▸ **Exercise details**: Copy out all lines that carry the word "this".

___ Data shown ___

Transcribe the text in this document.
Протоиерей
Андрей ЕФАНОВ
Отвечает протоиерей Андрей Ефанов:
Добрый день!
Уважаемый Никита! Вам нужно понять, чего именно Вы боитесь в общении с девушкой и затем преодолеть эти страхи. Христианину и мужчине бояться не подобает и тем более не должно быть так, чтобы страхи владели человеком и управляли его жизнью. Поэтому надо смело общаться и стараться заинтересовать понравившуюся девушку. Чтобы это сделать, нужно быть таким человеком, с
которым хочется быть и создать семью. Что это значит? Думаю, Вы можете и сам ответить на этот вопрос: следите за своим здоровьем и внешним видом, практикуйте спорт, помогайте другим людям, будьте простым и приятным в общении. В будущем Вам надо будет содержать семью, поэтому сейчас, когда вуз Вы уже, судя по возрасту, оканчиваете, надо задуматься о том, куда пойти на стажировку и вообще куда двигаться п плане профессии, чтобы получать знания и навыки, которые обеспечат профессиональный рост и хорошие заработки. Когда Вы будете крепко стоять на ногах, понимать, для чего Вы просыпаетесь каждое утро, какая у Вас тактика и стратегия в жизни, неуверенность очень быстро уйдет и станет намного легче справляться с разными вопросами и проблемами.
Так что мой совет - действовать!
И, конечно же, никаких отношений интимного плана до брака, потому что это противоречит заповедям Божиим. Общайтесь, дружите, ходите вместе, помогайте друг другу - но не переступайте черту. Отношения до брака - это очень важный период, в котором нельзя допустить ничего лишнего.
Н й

___
___ Data shown ___

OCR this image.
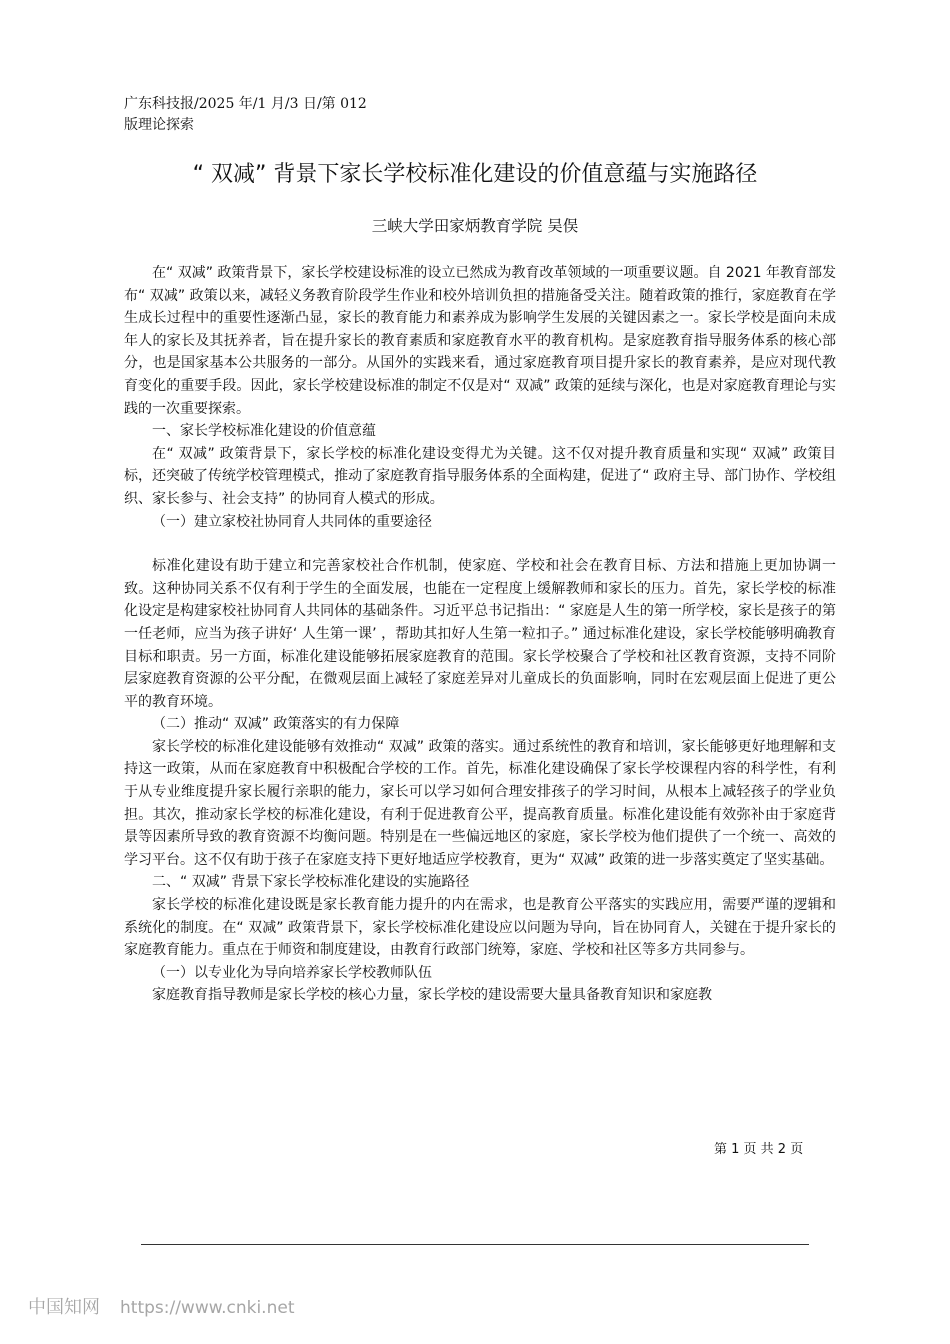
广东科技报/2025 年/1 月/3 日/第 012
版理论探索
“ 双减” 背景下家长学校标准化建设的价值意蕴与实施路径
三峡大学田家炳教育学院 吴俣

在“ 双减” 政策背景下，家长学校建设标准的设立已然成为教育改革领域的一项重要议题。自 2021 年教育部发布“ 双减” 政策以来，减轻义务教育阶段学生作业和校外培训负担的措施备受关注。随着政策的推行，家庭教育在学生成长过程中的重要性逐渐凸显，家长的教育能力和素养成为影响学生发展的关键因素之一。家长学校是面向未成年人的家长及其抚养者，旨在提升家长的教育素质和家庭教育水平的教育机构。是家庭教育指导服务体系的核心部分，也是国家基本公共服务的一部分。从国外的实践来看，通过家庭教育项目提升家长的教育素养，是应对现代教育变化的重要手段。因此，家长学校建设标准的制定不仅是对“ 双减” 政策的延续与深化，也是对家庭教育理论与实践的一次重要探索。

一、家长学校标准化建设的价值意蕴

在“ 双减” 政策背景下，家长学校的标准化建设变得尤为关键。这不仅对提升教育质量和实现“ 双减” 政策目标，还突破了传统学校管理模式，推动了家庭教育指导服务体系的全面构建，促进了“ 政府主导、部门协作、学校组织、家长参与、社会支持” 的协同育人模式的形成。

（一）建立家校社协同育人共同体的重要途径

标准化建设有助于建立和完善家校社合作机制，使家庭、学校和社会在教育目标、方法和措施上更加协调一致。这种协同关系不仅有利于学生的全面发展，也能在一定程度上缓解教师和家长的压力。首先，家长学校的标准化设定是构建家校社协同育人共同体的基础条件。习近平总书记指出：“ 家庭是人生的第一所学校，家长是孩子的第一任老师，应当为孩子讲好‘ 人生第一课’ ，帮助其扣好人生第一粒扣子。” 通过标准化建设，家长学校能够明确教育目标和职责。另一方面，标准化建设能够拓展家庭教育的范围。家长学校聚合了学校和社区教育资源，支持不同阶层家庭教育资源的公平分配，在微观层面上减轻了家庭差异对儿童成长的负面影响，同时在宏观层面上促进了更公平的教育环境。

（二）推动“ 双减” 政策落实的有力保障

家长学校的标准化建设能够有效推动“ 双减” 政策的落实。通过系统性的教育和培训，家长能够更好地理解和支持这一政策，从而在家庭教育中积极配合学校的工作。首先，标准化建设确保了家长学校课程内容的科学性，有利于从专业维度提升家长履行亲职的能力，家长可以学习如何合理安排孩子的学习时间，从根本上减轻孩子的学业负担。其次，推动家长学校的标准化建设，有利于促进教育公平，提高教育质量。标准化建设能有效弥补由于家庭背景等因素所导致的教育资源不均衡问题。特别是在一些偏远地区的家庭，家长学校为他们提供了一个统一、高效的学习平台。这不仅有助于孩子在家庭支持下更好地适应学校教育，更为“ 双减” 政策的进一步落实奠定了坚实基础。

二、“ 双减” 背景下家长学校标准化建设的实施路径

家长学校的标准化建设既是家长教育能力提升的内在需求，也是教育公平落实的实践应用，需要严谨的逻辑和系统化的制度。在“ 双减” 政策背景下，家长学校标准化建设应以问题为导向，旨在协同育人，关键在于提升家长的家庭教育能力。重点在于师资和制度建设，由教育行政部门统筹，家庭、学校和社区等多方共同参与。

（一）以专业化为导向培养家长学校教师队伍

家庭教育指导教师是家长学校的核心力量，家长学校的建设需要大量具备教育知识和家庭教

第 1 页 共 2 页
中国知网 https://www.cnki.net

___

▸ **Solved exercise**:
Transcribe the text in this document.
OCR this image.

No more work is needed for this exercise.